» **Instruction**: Are you able to quote each entry exactly as written?

» **Material provided**:
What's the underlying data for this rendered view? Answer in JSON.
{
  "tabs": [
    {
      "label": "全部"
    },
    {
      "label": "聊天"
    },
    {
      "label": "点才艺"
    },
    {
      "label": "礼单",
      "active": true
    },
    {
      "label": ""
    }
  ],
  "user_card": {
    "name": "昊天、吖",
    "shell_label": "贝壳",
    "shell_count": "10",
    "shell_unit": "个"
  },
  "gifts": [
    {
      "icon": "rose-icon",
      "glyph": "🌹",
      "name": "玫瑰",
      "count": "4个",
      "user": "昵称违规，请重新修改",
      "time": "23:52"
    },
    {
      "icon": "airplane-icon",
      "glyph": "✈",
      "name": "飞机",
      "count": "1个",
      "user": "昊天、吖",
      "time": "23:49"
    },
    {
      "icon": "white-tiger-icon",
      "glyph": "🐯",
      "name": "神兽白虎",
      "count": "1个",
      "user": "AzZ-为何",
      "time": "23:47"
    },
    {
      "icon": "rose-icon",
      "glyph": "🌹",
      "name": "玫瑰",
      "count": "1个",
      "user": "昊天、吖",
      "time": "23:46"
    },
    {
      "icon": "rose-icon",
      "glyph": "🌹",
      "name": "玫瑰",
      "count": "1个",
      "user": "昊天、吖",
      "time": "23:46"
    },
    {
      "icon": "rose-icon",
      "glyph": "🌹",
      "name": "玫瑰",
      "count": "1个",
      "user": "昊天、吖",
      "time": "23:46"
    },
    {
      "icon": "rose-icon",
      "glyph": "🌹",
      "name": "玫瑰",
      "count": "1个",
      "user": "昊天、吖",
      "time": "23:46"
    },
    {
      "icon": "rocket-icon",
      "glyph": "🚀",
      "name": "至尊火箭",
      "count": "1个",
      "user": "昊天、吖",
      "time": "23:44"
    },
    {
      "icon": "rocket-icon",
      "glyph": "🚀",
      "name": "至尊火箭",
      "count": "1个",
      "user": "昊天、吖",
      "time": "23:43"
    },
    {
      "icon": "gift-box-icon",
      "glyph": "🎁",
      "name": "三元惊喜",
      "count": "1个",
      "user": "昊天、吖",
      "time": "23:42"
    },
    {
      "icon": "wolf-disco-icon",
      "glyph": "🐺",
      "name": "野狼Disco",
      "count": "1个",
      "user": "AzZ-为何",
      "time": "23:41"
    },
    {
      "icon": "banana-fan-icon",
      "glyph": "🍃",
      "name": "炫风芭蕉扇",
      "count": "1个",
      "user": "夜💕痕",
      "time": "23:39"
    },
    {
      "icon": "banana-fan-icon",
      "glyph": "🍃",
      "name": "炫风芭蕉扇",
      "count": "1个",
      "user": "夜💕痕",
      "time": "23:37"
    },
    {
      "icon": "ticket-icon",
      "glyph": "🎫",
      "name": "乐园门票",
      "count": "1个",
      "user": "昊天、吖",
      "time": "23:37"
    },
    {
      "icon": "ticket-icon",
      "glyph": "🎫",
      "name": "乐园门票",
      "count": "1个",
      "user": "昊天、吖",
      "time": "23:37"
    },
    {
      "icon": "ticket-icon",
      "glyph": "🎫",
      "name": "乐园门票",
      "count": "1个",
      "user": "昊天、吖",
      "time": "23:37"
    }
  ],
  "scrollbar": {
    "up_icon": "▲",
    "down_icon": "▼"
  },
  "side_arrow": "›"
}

» **Answer to the task**:
What's the underlying data for this rendered view? Answer in JSON.
{
  "tabs": [
    {
      "label": "全部"
    },
    {
      "label": "聊天"
    },
    {
      "label": "点才艺"
    },
    {
      "label": "礼单",
      "active": true
    },
    {
      "label": ""
    }
  ],
  "user_card": {
    "name": "昊天、吖",
    "shell_label": "贝壳",
    "shell_count": "10",
    "shell_unit": "个"
  },
  "gifts": [
    {
      "icon": "rose-icon",
      "glyph": "🌹",
      "name": "玫瑰",
      "count": "4个",
      "user": "昵称违规，请重新修改",
      "time": "23:52"
    },
    {
      "icon": "airplane-icon",
      "glyph": "✈",
      "name": "飞机",
      "count": "1个",
      "user": "昊天、吖",
      "time": "23:49"
    },
    {
      "icon": "white-tiger-icon",
      "glyph": "🐯",
      "name": "神兽白虎",
      "count": "1个",
      "user": "AzZ-为何",
      "time": "23:47"
    },
    {
      "icon": "rose-icon",
      "glyph": "🌹",
      "name": "玫瑰",
      "count": "1个",
      "user": "昊天、吖",
      "time": "23:46"
    },
    {
      "icon": "rose-icon",
      "glyph": "🌹",
      "name": "玫瑰",
      "count": "1个",
      "user": "昊天、吖",
      "time": "23:46"
    },
    {
      "icon": "rose-icon",
      "glyph": "🌹",
      "name": "玫瑰",
      "count": "1个",
      "user": "昊天、吖",
      "time": "23:46"
    },
    {
      "icon": "rose-icon",
      "glyph": "🌹",
      "name": "玫瑰",
      "count": "1个",
      "user": "昊天、吖",
      "time": "23:46"
    },
    {
      "icon": "rocket-icon",
      "glyph": "🚀",
      "name": "至尊火箭",
      "count": "1个",
      "user": "昊天、吖",
      "time": "23:44"
    },
    {
      "icon": "rocket-icon",
      "glyph": "🚀",
      "name": "至尊火箭",
      "count": "1个",
      "user": "昊天、吖",
      "time": "23:43"
    },
    {
      "icon": "gift-box-icon",
      "glyph": "🎁",
      "name": "三元惊喜",
      "count": "1个",
      "user": "昊天、吖",
      "time": "23:42"
    },
    {
      "icon": "wolf-disco-icon",
      "glyph": "🐺",
      "name": "野狼Disco",
      "count": "1个",
      "user": "AzZ-为何",
      "time": "23:41"
    },
    {
      "icon": "banana-fan-icon",
      "glyph": "🍃",
      "name": "炫风芭蕉扇",
      "count": "1个",
      "user": "夜💕痕",
      "time": "23:39"
    },
    {
      "icon": "banana-fan-icon",
      "glyph": "🍃",
      "name": "炫风芭蕉扇",
      "count": "1个",
      "user": "夜💕痕",
      "time": "23:37"
    },
    {
      "icon": "ticket-icon",
      "glyph": "🎫",
      "name": "乐园门票",
      "count": "1个",
      "user": "昊天、吖",
      "time": "23:37"
    },
    {
      "icon": "ticket-icon",
      "glyph": "🎫",
      "name": "乐园门票",
      "count": "1个",
      "user": "昊天、吖",
      "time": "23:37"
    },
    {
      "icon": "ticket-icon",
      "glyph": "🎫",
      "name": "乐园门票",
      "count": "1个",
      "user": "昊天、吖",
      "time": "23:37"
    }
  ],
  "scrollbar": {
    "up_icon": "▲",
    "down_icon": "▼"
  },
  "side_arrow": "›"
}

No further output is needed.